RECORD EXCERPTS:
========

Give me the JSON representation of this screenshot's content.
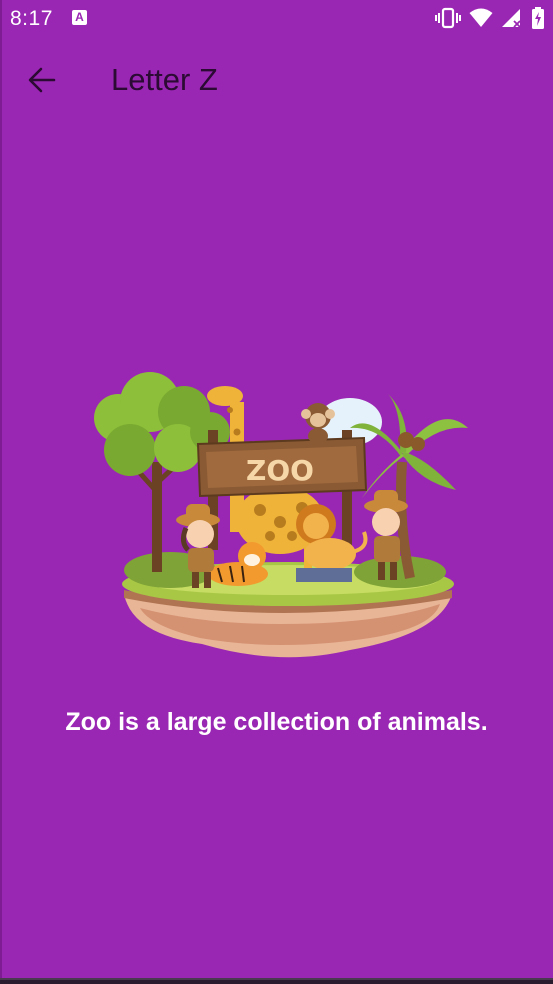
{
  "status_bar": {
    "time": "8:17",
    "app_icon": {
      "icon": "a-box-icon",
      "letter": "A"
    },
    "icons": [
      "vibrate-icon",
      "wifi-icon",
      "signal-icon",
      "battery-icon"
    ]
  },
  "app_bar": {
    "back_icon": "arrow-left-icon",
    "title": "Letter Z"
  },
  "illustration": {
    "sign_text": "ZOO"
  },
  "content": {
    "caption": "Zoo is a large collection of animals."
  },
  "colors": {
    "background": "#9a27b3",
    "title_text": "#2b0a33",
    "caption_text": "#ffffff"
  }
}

========

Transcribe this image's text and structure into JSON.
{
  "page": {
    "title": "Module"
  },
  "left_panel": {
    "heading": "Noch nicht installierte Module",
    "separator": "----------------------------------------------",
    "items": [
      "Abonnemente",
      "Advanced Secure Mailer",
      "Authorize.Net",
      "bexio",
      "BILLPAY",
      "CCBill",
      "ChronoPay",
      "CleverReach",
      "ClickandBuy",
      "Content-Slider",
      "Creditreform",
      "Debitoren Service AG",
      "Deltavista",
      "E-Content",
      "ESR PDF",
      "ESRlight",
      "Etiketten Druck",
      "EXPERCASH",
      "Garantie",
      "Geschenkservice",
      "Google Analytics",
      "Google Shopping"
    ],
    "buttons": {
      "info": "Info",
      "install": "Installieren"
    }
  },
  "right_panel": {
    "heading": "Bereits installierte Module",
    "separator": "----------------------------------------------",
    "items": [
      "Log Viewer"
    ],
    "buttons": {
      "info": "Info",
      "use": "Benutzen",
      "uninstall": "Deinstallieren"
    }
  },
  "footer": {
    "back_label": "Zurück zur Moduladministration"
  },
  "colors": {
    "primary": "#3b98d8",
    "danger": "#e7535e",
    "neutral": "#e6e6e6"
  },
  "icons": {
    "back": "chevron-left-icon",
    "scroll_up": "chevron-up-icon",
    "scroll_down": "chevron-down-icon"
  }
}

========

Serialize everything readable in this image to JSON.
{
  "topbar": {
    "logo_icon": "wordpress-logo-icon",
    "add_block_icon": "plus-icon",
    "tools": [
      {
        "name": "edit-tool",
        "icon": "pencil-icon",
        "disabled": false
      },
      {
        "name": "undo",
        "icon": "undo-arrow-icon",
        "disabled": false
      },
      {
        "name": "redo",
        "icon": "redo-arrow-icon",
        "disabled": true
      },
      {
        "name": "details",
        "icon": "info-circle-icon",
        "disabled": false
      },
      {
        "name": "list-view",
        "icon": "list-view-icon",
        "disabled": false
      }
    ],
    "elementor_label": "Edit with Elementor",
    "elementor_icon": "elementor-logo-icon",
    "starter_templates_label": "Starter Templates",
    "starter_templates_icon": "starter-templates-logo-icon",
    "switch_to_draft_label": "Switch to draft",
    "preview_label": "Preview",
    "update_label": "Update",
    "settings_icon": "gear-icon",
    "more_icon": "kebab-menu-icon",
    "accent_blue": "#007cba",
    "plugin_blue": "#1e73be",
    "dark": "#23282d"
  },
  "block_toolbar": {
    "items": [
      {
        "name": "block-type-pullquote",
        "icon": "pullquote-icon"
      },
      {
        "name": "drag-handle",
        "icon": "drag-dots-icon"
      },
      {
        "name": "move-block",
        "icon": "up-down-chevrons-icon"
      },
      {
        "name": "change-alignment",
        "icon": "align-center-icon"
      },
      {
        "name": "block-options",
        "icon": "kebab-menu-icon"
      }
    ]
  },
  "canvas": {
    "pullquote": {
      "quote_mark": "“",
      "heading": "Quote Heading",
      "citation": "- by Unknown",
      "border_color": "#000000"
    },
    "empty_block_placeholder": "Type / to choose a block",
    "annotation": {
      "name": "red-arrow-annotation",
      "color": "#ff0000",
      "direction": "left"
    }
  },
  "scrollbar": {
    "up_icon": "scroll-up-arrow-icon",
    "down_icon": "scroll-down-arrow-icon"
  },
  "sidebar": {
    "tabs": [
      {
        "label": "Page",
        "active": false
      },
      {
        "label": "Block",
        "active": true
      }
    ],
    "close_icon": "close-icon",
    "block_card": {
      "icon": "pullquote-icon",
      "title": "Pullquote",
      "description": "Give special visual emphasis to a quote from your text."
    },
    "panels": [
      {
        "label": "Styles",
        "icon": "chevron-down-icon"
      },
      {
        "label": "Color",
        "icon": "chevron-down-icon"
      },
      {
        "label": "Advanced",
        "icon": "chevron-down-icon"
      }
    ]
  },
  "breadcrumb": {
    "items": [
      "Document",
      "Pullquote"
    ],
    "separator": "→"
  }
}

========

WRITTEN EXERCISE: Check each line of the records for the word "heading", and show the lines that contain it.

EXERCISE ANSWER:
    "heading": "Noch nicht installierte Module",
    "heading": "Bereits installierte Module",
      "heading": "Quote Heading",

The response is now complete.